** EXERCISE DESCRIPTION **
Exclude the pictures, then restate every entry below exactly.

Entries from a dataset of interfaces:

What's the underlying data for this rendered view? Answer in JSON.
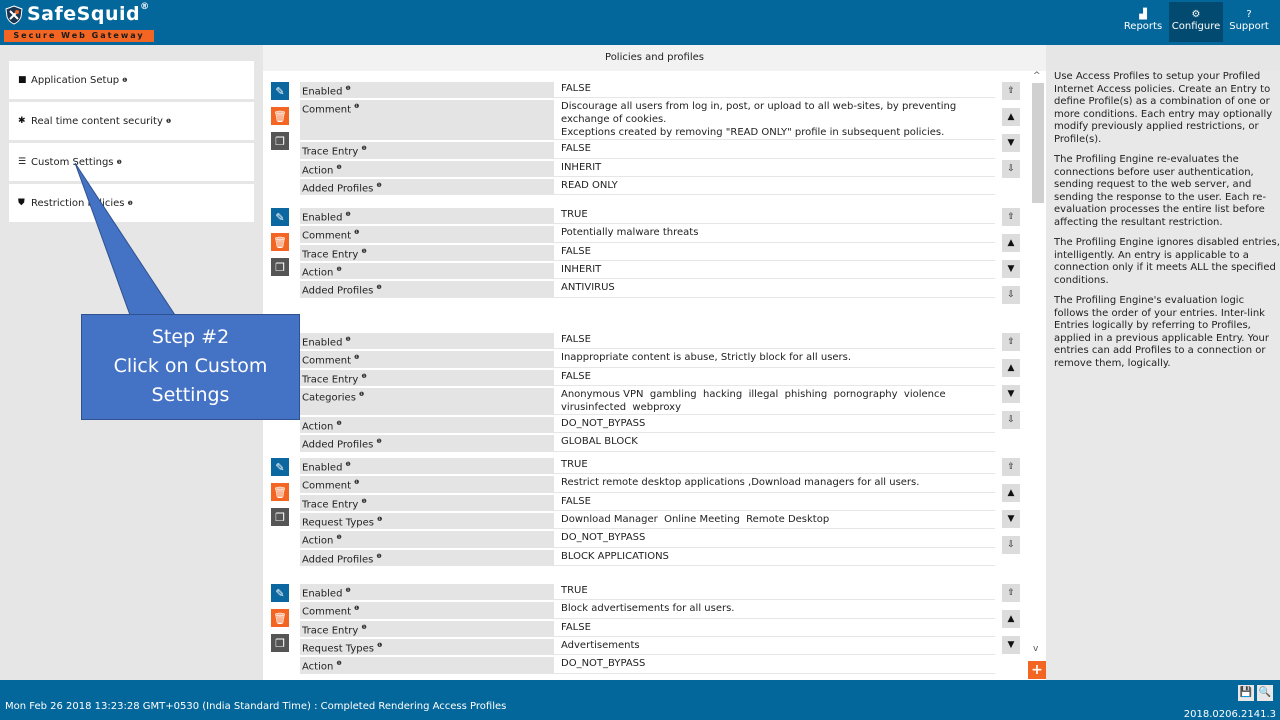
{
  "brand": {
    "title": "SafeSquid",
    "registered": "®",
    "tagline": "Secure Web Gateway"
  },
  "nav": [
    {
      "label": "Reports",
      "icon": "area-chart-icon",
      "glyph": "▟",
      "active": false
    },
    {
      "label": "Configure",
      "icon": "cogs-icon",
      "glyph": "⚙",
      "active": true
    },
    {
      "label": "Support",
      "icon": "question-circle-icon",
      "glyph": "?",
      "active": false
    }
  ],
  "sidebar": {
    "items": [
      {
        "label": "Application Setup",
        "icon": "briefcase-icon",
        "glyph": "■",
        "info": "❶"
      },
      {
        "label": "Real time content security",
        "icon": "bug-icon",
        "glyph": "✱",
        "info": "❶"
      },
      {
        "label": "Custom Settings",
        "icon": "sliders-icon",
        "glyph": "☰",
        "info": "❶"
      },
      {
        "label": "Restriction Policies",
        "icon": "shield-icon",
        "glyph": "⛊",
        "info": "❶"
      }
    ]
  },
  "main": {
    "title": "Policies and profiles",
    "entries": [
      {
        "rows": [
          {
            "label": "Enabled",
            "value": "FALSE"
          },
          {
            "label": "Comment",
            "value": "Discourage all users from log in, post, or upload to all web-sites, by preventing exchange of cookies.\nExceptions created by removing \"READ ONLY\" profile in subsequent policies."
          },
          {
            "label": "Trace Entry",
            "value": "FALSE"
          },
          {
            "label": "Action",
            "value": "INHERIT"
          },
          {
            "label": "Added Profiles",
            "value": "READ ONLY"
          }
        ]
      },
      {
        "rows": [
          {
            "label": "Enabled",
            "value": "TRUE"
          },
          {
            "label": "Comment",
            "value": "Potentially malware threats"
          },
          {
            "label": "Trace Entry",
            "value": "FALSE"
          },
          {
            "label": "Action",
            "value": "INHERIT"
          },
          {
            "label": "Added Profiles",
            "value": "ANTIVIRUS"
          }
        ]
      },
      {
        "rows": [
          {
            "label": "Enabled",
            "value": "FALSE"
          },
          {
            "label": "Comment",
            "value": "Inappropriate content is abuse, Strictly block for all users."
          },
          {
            "label": "Trace Entry",
            "value": "FALSE"
          },
          {
            "label": "Categories",
            "value": "Anonymous VPN  gambling  hacking  illegal  phishing  pornography  violence\nvirusinfected  webproxy"
          },
          {
            "label": "Action",
            "value": "DO_NOT_BYPASS"
          },
          {
            "label": "Added Profiles",
            "value": "GLOBAL BLOCK"
          }
        ]
      },
      {
        "rows": [
          {
            "label": "Enabled",
            "value": "TRUE"
          },
          {
            "label": "Comment",
            "value": "Restrict remote desktop applications ,Download managers for all users."
          },
          {
            "label": "Trace Entry",
            "value": "FALSE"
          },
          {
            "label": "Request Types",
            "value": "Download Manager  Online Meeting  Remote Desktop"
          },
          {
            "label": "Action",
            "value": "DO_NOT_BYPASS"
          },
          {
            "label": "Added Profiles",
            "value": "BLOCK APPLICATIONS"
          }
        ]
      },
      {
        "rows": [
          {
            "label": "Enabled",
            "value": "TRUE"
          },
          {
            "label": "Comment",
            "value": "Block advertisements for all users."
          },
          {
            "label": "Trace Entry",
            "value": "FALSE"
          },
          {
            "label": "Request Types",
            "value": "Advertisements"
          },
          {
            "label": "Action",
            "value": "DO_NOT_BYPASS"
          }
        ]
      }
    ],
    "actions": {
      "edit": {
        "icon": "edit-icon",
        "glyph": "✎"
      },
      "delete": {
        "icon": "trash-icon",
        "glyph": "🗑"
      },
      "copy": {
        "icon": "copy-icon",
        "glyph": "❐"
      }
    },
    "movers": [
      {
        "icon": "move-to-top-icon",
        "glyph": "⇧"
      },
      {
        "icon": "move-up-icon",
        "glyph": "▲"
      },
      {
        "icon": "move-down-icon",
        "glyph": "▼"
      },
      {
        "icon": "move-to-bottom-icon",
        "glyph": "⇩"
      }
    ],
    "add_glyph": "+"
  },
  "help": {
    "paragraphs": [
      "Use Access Profiles to setup your Profiled Internet Access policies. Create an Entry to define Profile(s) as a combination of one or more conditions. Each entry may optionally modify previously applied restrictions, or Profile(s).",
      "The Profiling Engine re-evaluates the connections before user authentication, sending request to the web server, and sending the response to the user. Each re-evaluation processes the entire list before affecting the resultant restriction.",
      "The Profiling Engine ignores disabled entries, intelligently. An entry is applicable to a connection only if it meets ALL the specified conditions.",
      "The Profiling Engine's evaluation logic follows the order of your entries. Inter-link Entries logically by referring to Profiles, applied in a previous applicable Entry. Your entries can add Profiles to a connection or remove them, logically."
    ]
  },
  "footer": {
    "status": "Mon Feb 26 2018 13:23:28 GMT+0530 (India Standard Time) : Completed Rendering Access Profiles",
    "version": "2018.0206.2141.3",
    "save_glyph": "💾",
    "search_glyph": "🔍"
  },
  "callout": {
    "line1": "Step #2",
    "line2": "Click on Custom",
    "line3": "Settings"
  },
  "colors": {
    "brand_blue": "#04679b",
    "accent_orange": "#f26522",
    "callout_blue": "#4472c4"
  }
}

** ANSWER SECTION **
What's the underlying data for this rendered view? Answer in JSON.
{
  "brand": {
    "title": "SafeSquid",
    "registered": "®",
    "tagline": "Secure Web Gateway"
  },
  "nav": [
    {
      "label": "Reports",
      "icon": "area-chart-icon",
      "glyph": "▟",
      "active": false
    },
    {
      "label": "Configure",
      "icon": "cogs-icon",
      "glyph": "⚙",
      "active": true
    },
    {
      "label": "Support",
      "icon": "question-circle-icon",
      "glyph": "?",
      "active": false
    }
  ],
  "sidebar": {
    "items": [
      {
        "label": "Application Setup",
        "icon": "briefcase-icon",
        "glyph": "■",
        "info": "❶"
      },
      {
        "label": "Real time content security",
        "icon": "bug-icon",
        "glyph": "✱",
        "info": "❶"
      },
      {
        "label": "Custom Settings",
        "icon": "sliders-icon",
        "glyph": "☰",
        "info": "❶"
      },
      {
        "label": "Restriction Policies",
        "icon": "shield-icon",
        "glyph": "⛊",
        "info": "❶"
      }
    ]
  },
  "main": {
    "title": "Policies and profiles",
    "entries": [
      {
        "rows": [
          {
            "label": "Enabled",
            "value": "FALSE"
          },
          {
            "label": "Comment",
            "value": "Discourage all users from log in, post, or upload to all web-sites, by preventing exchange of cookies.\nExceptions created by removing \"READ ONLY\" profile in subsequent policies."
          },
          {
            "label": "Trace Entry",
            "value": "FALSE"
          },
          {
            "label": "Action",
            "value": "INHERIT"
          },
          {
            "label": "Added Profiles",
            "value": "READ ONLY"
          }
        ]
      },
      {
        "rows": [
          {
            "label": "Enabled",
            "value": "TRUE"
          },
          {
            "label": "Comment",
            "value": "Potentially malware threats"
          },
          {
            "label": "Trace Entry",
            "value": "FALSE"
          },
          {
            "label": "Action",
            "value": "INHERIT"
          },
          {
            "label": "Added Profiles",
            "value": "ANTIVIRUS"
          }
        ]
      },
      {
        "rows": [
          {
            "label": "Enabled",
            "value": "FALSE"
          },
          {
            "label": "Comment",
            "value": "Inappropriate content is abuse, Strictly block for all users."
          },
          {
            "label": "Trace Entry",
            "value": "FALSE"
          },
          {
            "label": "Categories",
            "value": "Anonymous VPN  gambling  hacking  illegal  phishing  pornography  violence\nvirusinfected  webproxy"
          },
          {
            "label": "Action",
            "value": "DO_NOT_BYPASS"
          },
          {
            "label": "Added Profiles",
            "value": "GLOBAL BLOCK"
          }
        ]
      },
      {
        "rows": [
          {
            "label": "Enabled",
            "value": "TRUE"
          },
          {
            "label": "Comment",
            "value": "Restrict remote desktop applications ,Download managers for all users."
          },
          {
            "label": "Trace Entry",
            "value": "FALSE"
          },
          {
            "label": "Request Types",
            "value": "Download Manager  Online Meeting  Remote Desktop"
          },
          {
            "label": "Action",
            "value": "DO_NOT_BYPASS"
          },
          {
            "label": "Added Profiles",
            "value": "BLOCK APPLICATIONS"
          }
        ]
      },
      {
        "rows": [
          {
            "label": "Enabled",
            "value": "TRUE"
          },
          {
            "label": "Comment",
            "value": "Block advertisements for all users."
          },
          {
            "label": "Trace Entry",
            "value": "FALSE"
          },
          {
            "label": "Request Types",
            "value": "Advertisements"
          },
          {
            "label": "Action",
            "value": "DO_NOT_BYPASS"
          }
        ]
      }
    ],
    "actions": {
      "edit": {
        "icon": "edit-icon",
        "glyph": "✎"
      },
      "delete": {
        "icon": "trash-icon",
        "glyph": "🗑"
      },
      "copy": {
        "icon": "copy-icon",
        "glyph": "❐"
      }
    },
    "movers": [
      {
        "icon": "move-to-top-icon",
        "glyph": "⇧"
      },
      {
        "icon": "move-up-icon",
        "glyph": "▲"
      },
      {
        "icon": "move-down-icon",
        "glyph": "▼"
      },
      {
        "icon": "move-to-bottom-icon",
        "glyph": "⇩"
      }
    ],
    "add_glyph": "+"
  },
  "help": {
    "paragraphs": [
      "Use Access Profiles to setup your Profiled Internet Access policies. Create an Entry to define Profile(s) as a combination of one or more conditions. Each entry may optionally modify previously applied restrictions, or Profile(s).",
      "The Profiling Engine re-evaluates the connections before user authentication, sending request to the web server, and sending the response to the user. Each re-evaluation processes the entire list before affecting the resultant restriction.",
      "The Profiling Engine ignores disabled entries, intelligently. An entry is applicable to a connection only if it meets ALL the specified conditions.",
      "The Profiling Engine's evaluation logic follows the order of your entries. Inter-link Entries logically by referring to Profiles, applied in a previous applicable Entry. Your entries can add Profiles to a connection or remove them, logically."
    ]
  },
  "footer": {
    "status": "Mon Feb 26 2018 13:23:28 GMT+0530 (India Standard Time) : Completed Rendering Access Profiles",
    "version": "2018.0206.2141.3",
    "save_glyph": "💾",
    "search_glyph": "🔍"
  },
  "callout": {
    "line1": "Step #2",
    "line2": "Click on Custom",
    "line3": "Settings"
  },
  "colors": {
    "brand_blue": "#04679b",
    "accent_orange": "#f26522",
    "callout_blue": "#4472c4"
  }
}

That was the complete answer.